Records from a data collection:
□ □ □

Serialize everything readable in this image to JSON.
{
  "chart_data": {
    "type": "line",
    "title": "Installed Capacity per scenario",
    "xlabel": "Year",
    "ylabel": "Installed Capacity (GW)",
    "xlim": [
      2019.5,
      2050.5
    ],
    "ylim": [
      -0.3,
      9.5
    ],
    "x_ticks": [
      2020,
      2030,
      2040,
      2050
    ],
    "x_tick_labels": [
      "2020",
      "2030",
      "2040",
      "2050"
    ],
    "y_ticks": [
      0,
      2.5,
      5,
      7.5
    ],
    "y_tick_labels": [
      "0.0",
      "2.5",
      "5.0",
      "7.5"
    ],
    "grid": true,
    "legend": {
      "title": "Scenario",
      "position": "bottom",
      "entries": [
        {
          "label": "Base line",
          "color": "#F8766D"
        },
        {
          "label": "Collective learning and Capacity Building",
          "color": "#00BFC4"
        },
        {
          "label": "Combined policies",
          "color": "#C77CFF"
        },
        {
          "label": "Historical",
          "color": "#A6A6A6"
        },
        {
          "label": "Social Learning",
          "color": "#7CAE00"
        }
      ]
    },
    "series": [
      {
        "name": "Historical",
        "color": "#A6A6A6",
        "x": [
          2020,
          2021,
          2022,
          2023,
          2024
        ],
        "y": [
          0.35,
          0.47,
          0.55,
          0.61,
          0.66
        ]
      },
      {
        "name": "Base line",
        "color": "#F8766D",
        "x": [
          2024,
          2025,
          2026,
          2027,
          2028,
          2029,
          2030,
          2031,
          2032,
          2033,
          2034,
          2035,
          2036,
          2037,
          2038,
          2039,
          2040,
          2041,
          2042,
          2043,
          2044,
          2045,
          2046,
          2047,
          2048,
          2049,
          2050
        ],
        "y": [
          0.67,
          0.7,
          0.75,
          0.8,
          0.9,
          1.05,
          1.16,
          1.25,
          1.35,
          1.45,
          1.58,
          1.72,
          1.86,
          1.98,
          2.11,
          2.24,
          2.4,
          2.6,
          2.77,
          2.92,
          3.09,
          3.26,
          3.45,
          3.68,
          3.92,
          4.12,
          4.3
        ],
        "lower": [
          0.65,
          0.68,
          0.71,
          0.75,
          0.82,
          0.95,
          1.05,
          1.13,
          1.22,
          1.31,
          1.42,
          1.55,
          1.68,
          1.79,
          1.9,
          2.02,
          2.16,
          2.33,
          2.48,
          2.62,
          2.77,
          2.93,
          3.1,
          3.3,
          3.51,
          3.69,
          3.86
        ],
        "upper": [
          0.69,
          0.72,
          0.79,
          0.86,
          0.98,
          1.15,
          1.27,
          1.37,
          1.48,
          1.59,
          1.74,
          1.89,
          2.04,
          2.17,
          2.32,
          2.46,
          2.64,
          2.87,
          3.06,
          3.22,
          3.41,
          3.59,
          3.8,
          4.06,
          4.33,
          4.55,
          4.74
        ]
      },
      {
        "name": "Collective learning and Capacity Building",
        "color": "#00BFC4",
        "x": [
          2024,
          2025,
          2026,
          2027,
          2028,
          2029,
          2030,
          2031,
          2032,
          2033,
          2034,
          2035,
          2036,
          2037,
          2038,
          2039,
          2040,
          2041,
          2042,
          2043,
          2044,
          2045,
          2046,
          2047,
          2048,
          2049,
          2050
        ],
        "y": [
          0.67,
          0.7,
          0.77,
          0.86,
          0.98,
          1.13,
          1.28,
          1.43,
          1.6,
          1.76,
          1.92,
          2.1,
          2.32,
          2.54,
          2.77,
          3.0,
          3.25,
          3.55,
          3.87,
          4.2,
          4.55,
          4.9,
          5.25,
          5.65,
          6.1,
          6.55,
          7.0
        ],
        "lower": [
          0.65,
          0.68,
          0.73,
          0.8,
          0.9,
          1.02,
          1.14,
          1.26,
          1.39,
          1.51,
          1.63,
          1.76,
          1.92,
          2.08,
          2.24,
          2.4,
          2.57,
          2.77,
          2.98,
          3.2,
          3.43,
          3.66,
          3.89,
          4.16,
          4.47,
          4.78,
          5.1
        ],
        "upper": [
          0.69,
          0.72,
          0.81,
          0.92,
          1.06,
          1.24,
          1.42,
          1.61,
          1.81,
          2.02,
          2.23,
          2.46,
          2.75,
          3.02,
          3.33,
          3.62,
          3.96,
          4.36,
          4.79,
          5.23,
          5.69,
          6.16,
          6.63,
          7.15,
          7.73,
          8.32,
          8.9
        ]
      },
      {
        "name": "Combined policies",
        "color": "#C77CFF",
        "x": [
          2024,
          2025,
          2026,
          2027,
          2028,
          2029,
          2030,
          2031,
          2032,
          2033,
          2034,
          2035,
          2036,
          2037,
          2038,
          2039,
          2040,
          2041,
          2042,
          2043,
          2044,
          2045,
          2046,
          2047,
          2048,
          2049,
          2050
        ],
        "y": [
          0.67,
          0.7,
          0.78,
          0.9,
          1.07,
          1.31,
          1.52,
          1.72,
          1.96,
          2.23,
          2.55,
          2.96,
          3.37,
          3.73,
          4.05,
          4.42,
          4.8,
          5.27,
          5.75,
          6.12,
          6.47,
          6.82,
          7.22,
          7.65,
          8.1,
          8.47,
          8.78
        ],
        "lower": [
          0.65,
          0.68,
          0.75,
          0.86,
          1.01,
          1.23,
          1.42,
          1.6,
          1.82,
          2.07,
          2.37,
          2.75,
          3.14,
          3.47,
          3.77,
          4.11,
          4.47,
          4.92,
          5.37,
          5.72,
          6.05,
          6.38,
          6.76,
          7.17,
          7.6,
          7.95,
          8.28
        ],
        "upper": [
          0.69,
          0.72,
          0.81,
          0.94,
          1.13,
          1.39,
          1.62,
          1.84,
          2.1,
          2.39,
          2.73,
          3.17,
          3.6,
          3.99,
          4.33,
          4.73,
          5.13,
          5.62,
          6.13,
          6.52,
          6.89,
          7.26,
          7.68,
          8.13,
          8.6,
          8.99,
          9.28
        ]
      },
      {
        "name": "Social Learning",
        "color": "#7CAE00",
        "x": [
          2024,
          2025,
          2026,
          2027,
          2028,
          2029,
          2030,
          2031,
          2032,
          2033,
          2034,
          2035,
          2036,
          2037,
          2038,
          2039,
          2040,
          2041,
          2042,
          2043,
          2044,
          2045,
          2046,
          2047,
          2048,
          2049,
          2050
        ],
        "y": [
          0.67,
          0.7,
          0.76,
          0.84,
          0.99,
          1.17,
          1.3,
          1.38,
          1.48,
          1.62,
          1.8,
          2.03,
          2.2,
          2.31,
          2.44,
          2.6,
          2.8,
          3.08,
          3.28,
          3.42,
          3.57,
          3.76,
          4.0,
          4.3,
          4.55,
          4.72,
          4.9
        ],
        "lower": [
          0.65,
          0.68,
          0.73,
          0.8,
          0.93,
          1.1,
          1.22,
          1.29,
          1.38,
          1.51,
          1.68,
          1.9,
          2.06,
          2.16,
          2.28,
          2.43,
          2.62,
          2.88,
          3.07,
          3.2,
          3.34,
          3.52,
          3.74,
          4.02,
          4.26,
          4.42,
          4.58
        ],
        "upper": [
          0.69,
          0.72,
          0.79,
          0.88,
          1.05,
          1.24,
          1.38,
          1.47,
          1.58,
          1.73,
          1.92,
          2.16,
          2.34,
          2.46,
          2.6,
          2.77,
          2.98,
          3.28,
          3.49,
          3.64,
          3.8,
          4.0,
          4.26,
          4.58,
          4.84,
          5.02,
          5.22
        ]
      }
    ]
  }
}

□ □ □

▶ WHAT NEEDS TO BE DONE: Give solely the number of lines in the data that contain the string "Capacity".

▶ WRITTEN SOLUTION: 4